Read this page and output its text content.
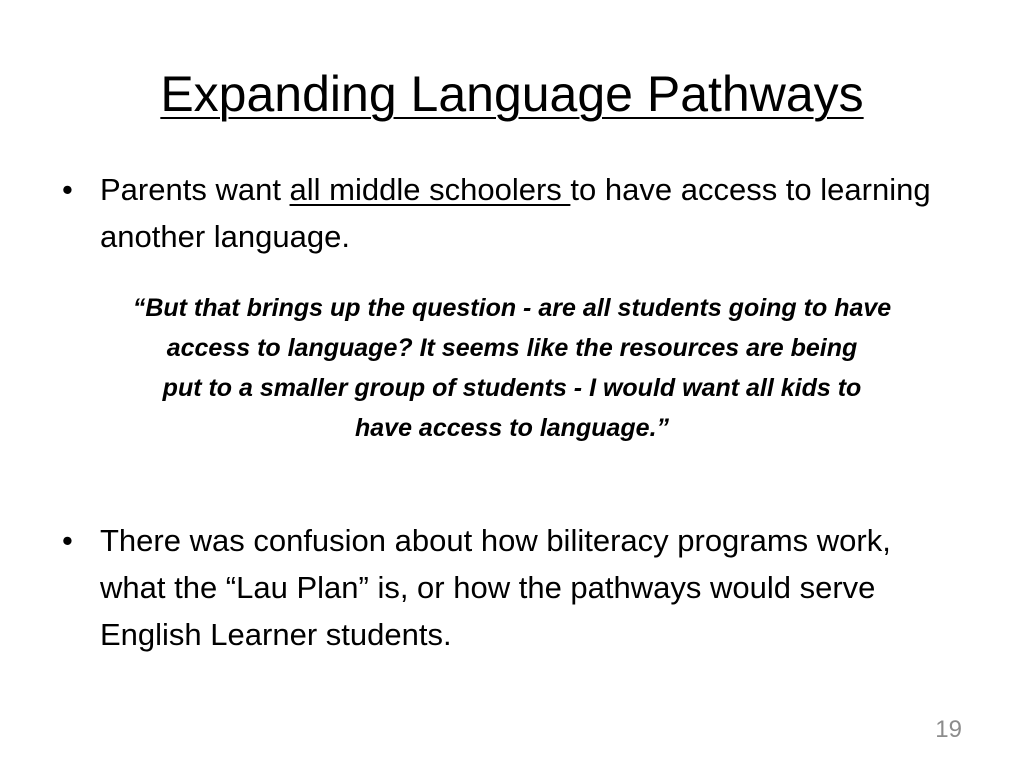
Expanding Language Pathways
• Parents want all middle schoolers to have access to learning another language.
“But that brings up the question - are all students going to have
access to language? It seems like the resources are being
put to a smaller group of students - I would want all kids to
have access to language.”
• There was confusion about how biliteracy programs work, what the “Lau Plan” is, or how the pathways would serve English Learner students.
19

****************************************

__Do this__: With the pictures omitted, reproduce the records in full and exactly.

__Response to the exercise__:
Read this page and output its text content.
Expanding Language Pathways
• Parents want all middle schoolers to have access to learning another language.
“But that brings up the question - are all students going to have
access to language? It seems like the resources are being
put to a smaller group of students - I would want all kids to
have access to language.”
• There was confusion about how biliteracy programs work, what the “Lau Plan” is, or how the pathways would serve English Learner students.
19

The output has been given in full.